### [WRITTEN INSTRUCTION]
Could every line of the data be printed exactly as it reads?

### [TASK INPUT]
::::::::::
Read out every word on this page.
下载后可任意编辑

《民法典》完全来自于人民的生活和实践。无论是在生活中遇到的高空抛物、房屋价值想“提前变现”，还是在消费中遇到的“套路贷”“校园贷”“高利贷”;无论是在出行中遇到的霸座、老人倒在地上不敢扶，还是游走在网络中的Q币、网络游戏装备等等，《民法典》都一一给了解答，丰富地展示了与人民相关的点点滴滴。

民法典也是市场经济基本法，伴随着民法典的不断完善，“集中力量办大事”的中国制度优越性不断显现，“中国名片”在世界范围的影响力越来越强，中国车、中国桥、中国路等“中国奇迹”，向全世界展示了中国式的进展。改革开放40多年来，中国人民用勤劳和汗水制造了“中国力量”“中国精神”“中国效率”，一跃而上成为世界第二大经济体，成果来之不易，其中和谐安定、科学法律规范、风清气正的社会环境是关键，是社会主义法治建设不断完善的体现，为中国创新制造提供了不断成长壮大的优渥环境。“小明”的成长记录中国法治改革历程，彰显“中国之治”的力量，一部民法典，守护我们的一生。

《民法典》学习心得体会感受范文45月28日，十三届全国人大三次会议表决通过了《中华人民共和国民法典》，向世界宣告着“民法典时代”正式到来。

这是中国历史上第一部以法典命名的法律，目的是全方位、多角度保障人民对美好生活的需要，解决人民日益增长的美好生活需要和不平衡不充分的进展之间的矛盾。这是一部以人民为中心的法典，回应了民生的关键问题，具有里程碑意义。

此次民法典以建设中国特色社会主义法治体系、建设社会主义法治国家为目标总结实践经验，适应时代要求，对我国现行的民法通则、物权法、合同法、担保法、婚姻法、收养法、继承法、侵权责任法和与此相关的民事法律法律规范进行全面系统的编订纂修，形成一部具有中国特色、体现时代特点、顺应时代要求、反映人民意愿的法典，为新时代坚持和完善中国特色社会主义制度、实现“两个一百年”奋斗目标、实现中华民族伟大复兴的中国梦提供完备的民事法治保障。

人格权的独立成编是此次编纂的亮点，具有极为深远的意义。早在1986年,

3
::::::::::
### [RESPONSE TO THIS EXERCISE]
Read out every word on this page.
下载后可任意编辑

《民法典》完全来自于人民的生活和实践。无论是在生活中遇到的高空抛物、房屋价值想“提前变现”，还是在消费中遇到的“套路贷”“校园贷”“高利贷”;无论是在出行中遇到的霸座、老人倒在地上不敢扶，还是游走在网络中的Q币、网络游戏装备等等，《民法典》都一一给了解答，丰富地展示了与人民相关的点点滴滴。

民法典也是市场经济基本法，伴随着民法典的不断完善，“集中力量办大事”的中国制度优越性不断显现，“中国名片”在世界范围的影响力越来越强，中国车、中国桥、中国路等“中国奇迹”，向全世界展示了中国式的进展。改革开放40多年来，中国人民用勤劳和汗水制造了“中国力量”“中国精神”“中国效率”，一跃而上成为世界第二大经济体，成果来之不易，其中和谐安定、科学法律规范、风清气正的社会环境是关键，是社会主义法治建设不断完善的体现，为中国创新制造提供了不断成长壮大的优渥环境。“小明”的成长记录中国法治改革历程，彰显“中国之治”的力量，一部民法典，守护我们的一生。

《民法典》学习心得体会感受范文45月28日，十三届全国人大三次会议表决通过了《中华人民共和国民法典》，向世界宣告着“民法典时代”正式到来。

这是中国历史上第一部以法典命名的法律，目的是全方位、多角度保障人民对美好生活的需要，解决人民日益增长的美好生活需要和不平衡不充分的进展之间的矛盾。这是一部以人民为中心的法典，回应了民生的关键问题，具有里程碑意义。

此次民法典以建设中国特色社会主义法治体系、建设社会主义法治国家为目标总结实践经验，适应时代要求，对我国现行的民法通则、物权法、合同法、担保法、婚姻法、收养法、继承法、侵权责任法和与此相关的民事法律法律规范进行全面系统的编订纂修，形成一部具有中国特色、体现时代特点、顺应时代要求、反映人民意愿的法典，为新时代坚持和完善中国特色社会主义制度、实现“两个一百年”奋斗目标、实现中华民族伟大复兴的中国梦提供完备的民事法治保障。

人格权的独立成编是此次编纂的亮点，具有极为深远的意义。早在1986年,

3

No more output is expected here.